** What you will do **
What's needed is an exact copy of the lines from the one that contains "What does this" to the end of the data below, leaving the pictures out.

[start Extracted material]

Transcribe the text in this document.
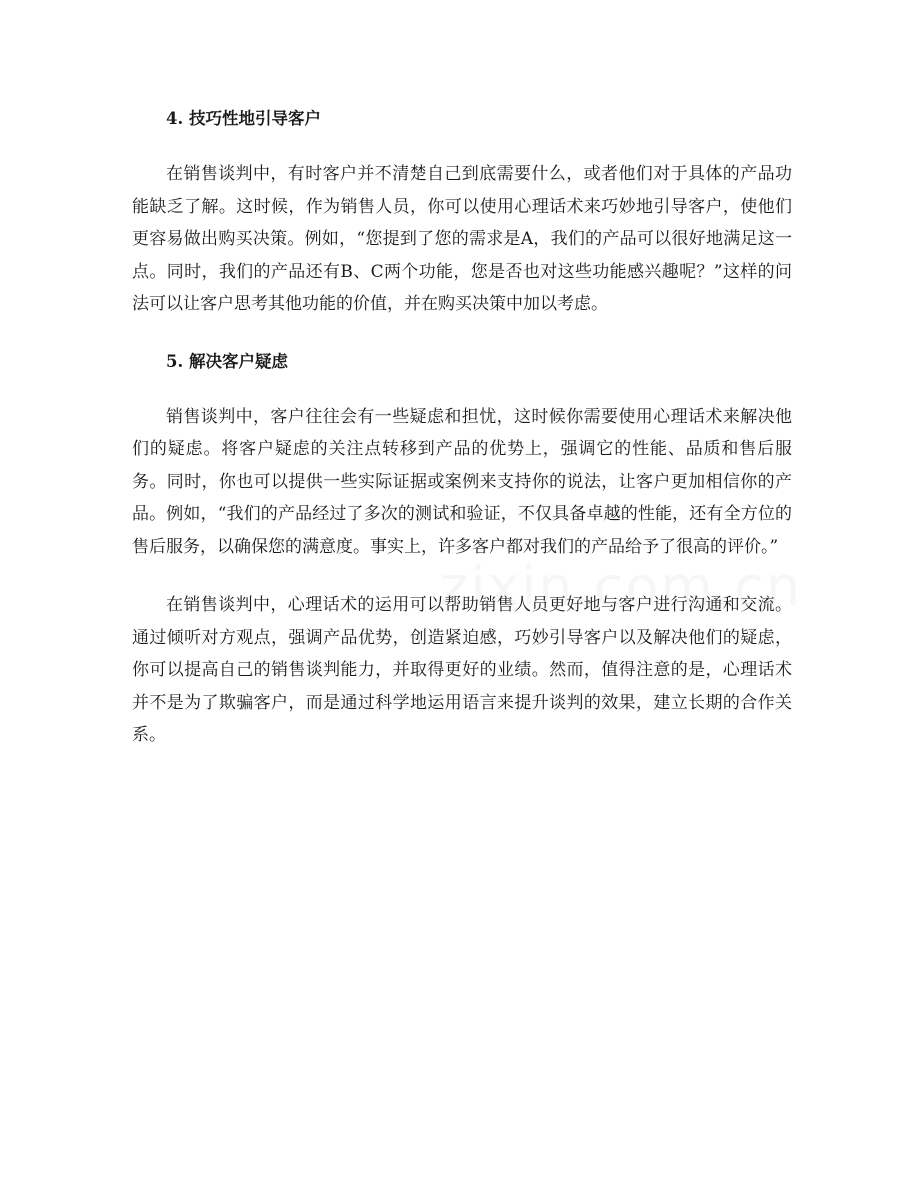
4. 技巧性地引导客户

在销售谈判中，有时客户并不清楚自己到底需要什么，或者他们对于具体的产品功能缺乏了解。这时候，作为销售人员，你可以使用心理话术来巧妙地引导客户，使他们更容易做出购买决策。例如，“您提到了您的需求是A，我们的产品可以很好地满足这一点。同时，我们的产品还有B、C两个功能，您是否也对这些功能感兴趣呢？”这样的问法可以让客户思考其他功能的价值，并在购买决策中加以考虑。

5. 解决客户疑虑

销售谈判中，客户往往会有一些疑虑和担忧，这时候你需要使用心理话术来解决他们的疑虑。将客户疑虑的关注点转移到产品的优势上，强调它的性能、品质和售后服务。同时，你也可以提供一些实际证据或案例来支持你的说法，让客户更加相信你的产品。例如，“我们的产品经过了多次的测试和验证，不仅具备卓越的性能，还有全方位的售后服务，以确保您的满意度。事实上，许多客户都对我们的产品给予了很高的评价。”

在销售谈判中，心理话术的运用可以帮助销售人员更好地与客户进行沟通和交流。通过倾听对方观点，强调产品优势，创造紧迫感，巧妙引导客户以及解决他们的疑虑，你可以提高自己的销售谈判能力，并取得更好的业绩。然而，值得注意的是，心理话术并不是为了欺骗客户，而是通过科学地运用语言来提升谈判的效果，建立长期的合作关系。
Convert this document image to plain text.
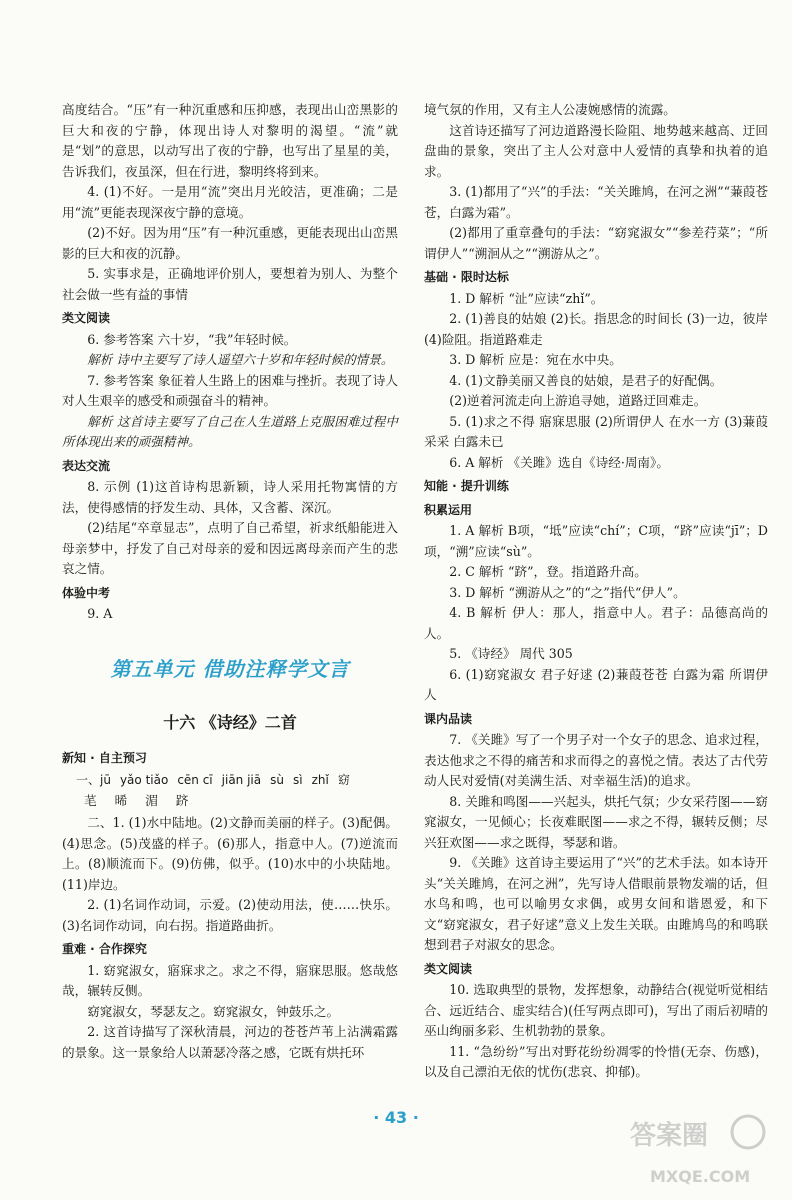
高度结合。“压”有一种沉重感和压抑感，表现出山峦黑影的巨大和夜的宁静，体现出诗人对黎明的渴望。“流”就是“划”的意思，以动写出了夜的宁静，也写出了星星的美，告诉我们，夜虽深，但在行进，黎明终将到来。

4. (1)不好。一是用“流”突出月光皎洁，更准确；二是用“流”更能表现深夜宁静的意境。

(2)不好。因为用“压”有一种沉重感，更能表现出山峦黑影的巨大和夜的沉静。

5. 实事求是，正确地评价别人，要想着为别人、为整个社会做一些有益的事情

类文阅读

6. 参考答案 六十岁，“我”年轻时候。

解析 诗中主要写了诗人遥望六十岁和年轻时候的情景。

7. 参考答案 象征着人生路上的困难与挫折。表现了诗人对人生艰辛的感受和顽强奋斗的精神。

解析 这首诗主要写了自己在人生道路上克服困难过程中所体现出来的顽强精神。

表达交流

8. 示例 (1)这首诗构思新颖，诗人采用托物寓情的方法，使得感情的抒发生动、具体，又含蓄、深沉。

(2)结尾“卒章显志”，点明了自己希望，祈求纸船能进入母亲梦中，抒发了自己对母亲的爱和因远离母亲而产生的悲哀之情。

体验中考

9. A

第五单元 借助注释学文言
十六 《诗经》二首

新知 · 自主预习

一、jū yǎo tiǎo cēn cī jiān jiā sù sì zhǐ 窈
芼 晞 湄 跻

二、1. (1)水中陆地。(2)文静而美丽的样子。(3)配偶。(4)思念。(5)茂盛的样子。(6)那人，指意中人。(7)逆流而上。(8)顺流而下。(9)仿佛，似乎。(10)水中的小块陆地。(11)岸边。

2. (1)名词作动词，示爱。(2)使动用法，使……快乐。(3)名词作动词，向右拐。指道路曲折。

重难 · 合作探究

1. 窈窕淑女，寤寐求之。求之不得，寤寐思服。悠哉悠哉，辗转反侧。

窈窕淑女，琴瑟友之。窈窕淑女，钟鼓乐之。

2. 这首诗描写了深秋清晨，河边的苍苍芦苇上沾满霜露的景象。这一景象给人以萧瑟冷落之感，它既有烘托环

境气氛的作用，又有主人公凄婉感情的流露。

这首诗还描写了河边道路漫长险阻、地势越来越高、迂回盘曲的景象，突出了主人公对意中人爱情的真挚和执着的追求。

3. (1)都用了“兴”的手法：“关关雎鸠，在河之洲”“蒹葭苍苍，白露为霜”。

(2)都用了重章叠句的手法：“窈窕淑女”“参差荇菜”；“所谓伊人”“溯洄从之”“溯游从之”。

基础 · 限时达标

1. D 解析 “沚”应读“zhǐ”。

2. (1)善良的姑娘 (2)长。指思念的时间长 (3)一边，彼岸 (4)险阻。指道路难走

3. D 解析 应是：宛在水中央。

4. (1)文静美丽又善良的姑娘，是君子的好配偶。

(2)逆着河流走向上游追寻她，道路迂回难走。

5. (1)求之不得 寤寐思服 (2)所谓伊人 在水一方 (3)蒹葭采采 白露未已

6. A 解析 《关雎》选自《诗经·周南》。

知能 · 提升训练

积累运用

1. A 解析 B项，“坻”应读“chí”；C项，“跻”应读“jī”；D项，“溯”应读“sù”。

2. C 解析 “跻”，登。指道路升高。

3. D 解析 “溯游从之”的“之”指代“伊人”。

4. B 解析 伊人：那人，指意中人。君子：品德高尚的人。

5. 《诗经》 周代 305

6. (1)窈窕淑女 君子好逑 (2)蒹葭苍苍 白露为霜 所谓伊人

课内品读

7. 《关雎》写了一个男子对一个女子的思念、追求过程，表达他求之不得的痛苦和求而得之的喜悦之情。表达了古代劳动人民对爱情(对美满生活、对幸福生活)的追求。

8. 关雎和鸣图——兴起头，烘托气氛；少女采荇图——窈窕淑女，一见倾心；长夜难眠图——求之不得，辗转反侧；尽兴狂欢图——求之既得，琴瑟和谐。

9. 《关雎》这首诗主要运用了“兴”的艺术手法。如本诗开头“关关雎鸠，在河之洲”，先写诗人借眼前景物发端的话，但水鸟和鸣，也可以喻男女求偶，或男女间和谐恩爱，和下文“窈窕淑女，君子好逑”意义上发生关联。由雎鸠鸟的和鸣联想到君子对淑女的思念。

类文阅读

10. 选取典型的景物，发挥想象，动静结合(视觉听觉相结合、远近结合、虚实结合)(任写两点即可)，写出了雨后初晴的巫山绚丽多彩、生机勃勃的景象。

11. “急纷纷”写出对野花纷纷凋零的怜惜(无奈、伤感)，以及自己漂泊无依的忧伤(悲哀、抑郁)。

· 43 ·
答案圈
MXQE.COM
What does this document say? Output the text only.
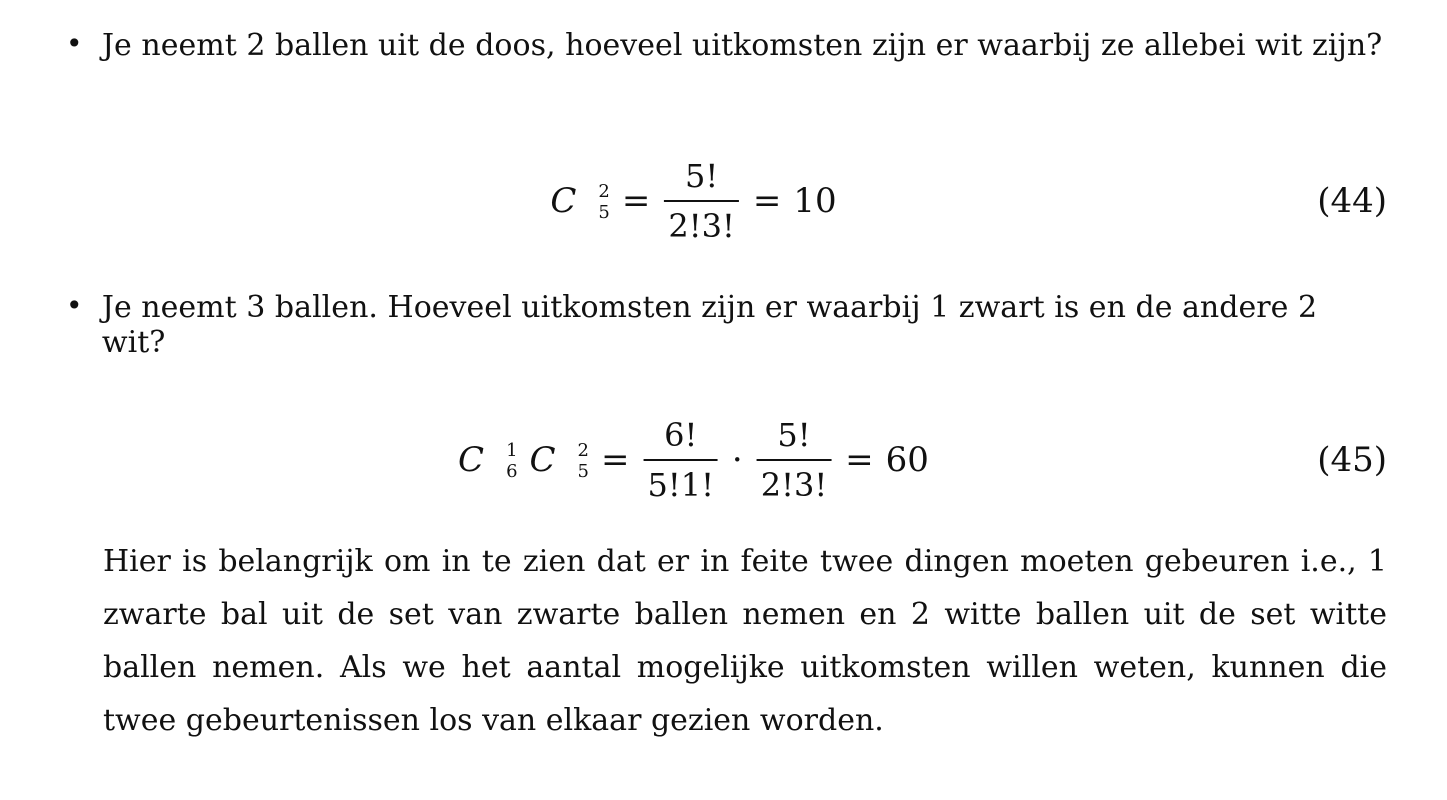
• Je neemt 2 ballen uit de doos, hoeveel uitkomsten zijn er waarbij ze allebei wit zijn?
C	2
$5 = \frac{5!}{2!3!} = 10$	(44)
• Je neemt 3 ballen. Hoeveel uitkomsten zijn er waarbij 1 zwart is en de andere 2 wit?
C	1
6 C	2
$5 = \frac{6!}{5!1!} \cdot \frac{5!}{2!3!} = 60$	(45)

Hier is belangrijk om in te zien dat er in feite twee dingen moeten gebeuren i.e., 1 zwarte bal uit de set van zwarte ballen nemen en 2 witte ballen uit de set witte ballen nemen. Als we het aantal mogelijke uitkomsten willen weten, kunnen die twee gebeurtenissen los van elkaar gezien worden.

[end Extracted material]

** Solution to this task **
What does this document say? Output the text only.
• Je neemt 2 ballen uit de doos, hoeveel uitkomsten zijn er waarbij ze allebei wit zijn?
C	2
$5 = \frac{5!}{2!3!} = 10$	(44)
• Je neemt 3 ballen. Hoeveel uitkomsten zijn er waarbij 1 zwart is en de andere 2 wit?
C	1
6 C	2
$5 = \frac{6!}{5!1!} \cdot \frac{5!}{2!3!} = 60$	(45)

Hier is belangrijk om in te zien dat er in feite twee dingen moeten gebeuren i.e., 1 zwarte bal uit de set van zwarte ballen nemen en 2 witte ballen uit de set witte ballen nemen. Als we het aantal mogelijke uitkomsten willen weten, kunnen die twee gebeurtenissen los van elkaar gezien worden.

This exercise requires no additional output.